▸ Supplied material
>>>>>
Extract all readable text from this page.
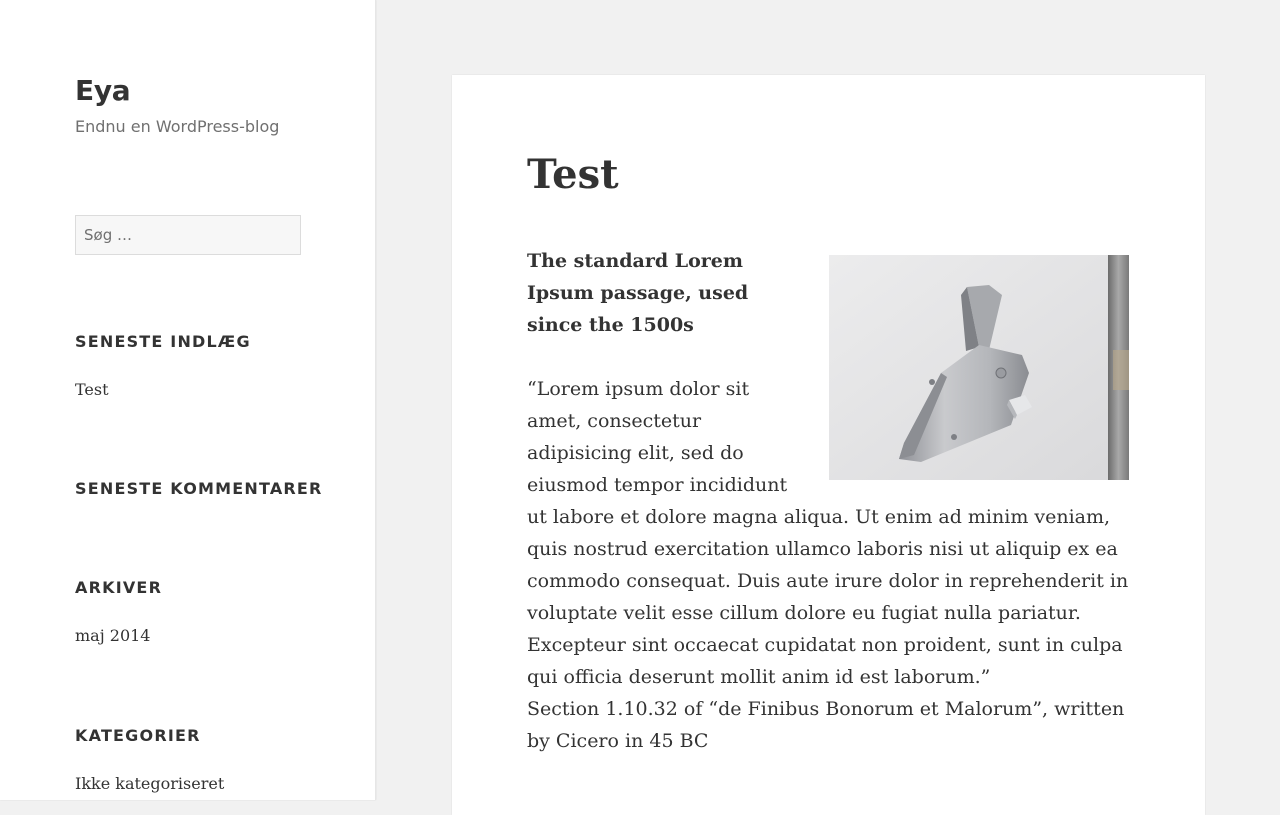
Eya

Endnu en WordPress-blog

Søg …
SENESTE INDLÆG
Test
SENESTE KOMMENTARER
ARKIVER
maj 2014
KATEGORIER
Ikke kategoriseret
Test

The standard Lorem Ipsum passage, used since the 1500s

“Lorem ipsum dolor sit amet, consectetur adipisicing elit, sed do eiusmod tempor incididunt ut labore et dolore magna aliqua. Ut enim ad minim veniam, quis nostrud exercitation ullamco laboris nisi ut aliquip ex ea commodo consequat. Duis aute irure dolor in reprehenderit in voluptate velit esse cillum dolore eu fugiat nulla pariatur. Excepteur sint occaecat cupidatat non proident, sunt in culpa qui officia deserunt mollit anim id est laborum.”

Section 1.10.32 of “de Finibus Bonorum et Malorum”, written by Cicero in 45 BC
<<<<<
▸ What is asked
Every entry above is to be set down exactly; the pictures are to be left out.

▸ Complete response
Extract all readable text from this page.
Eya

Endnu en WordPress-blog

Søg …
SENESTE INDLÆG
Test
SENESTE KOMMENTARER
ARKIVER
maj 2014
KATEGORIER
Ikke kategoriseret
Test

The standard Lorem Ipsum passage, used since the 1500s

“Lorem ipsum dolor sit amet, consectetur adipisicing elit, sed do eiusmod tempor incididunt ut labore et dolore magna aliqua. Ut enim ad minim veniam, quis nostrud exercitation ullamco laboris nisi ut aliquip ex ea commodo consequat. Duis aute irure dolor in reprehenderit in voluptate velit esse cillum dolore eu fugiat nulla pariatur. Excepteur sint occaecat cupidatat non proident, sunt in culpa qui officia deserunt mollit anim id est laborum.”

Section 1.10.32 of “de Finibus Bonorum et Malorum”, written by Cicero in 45 BC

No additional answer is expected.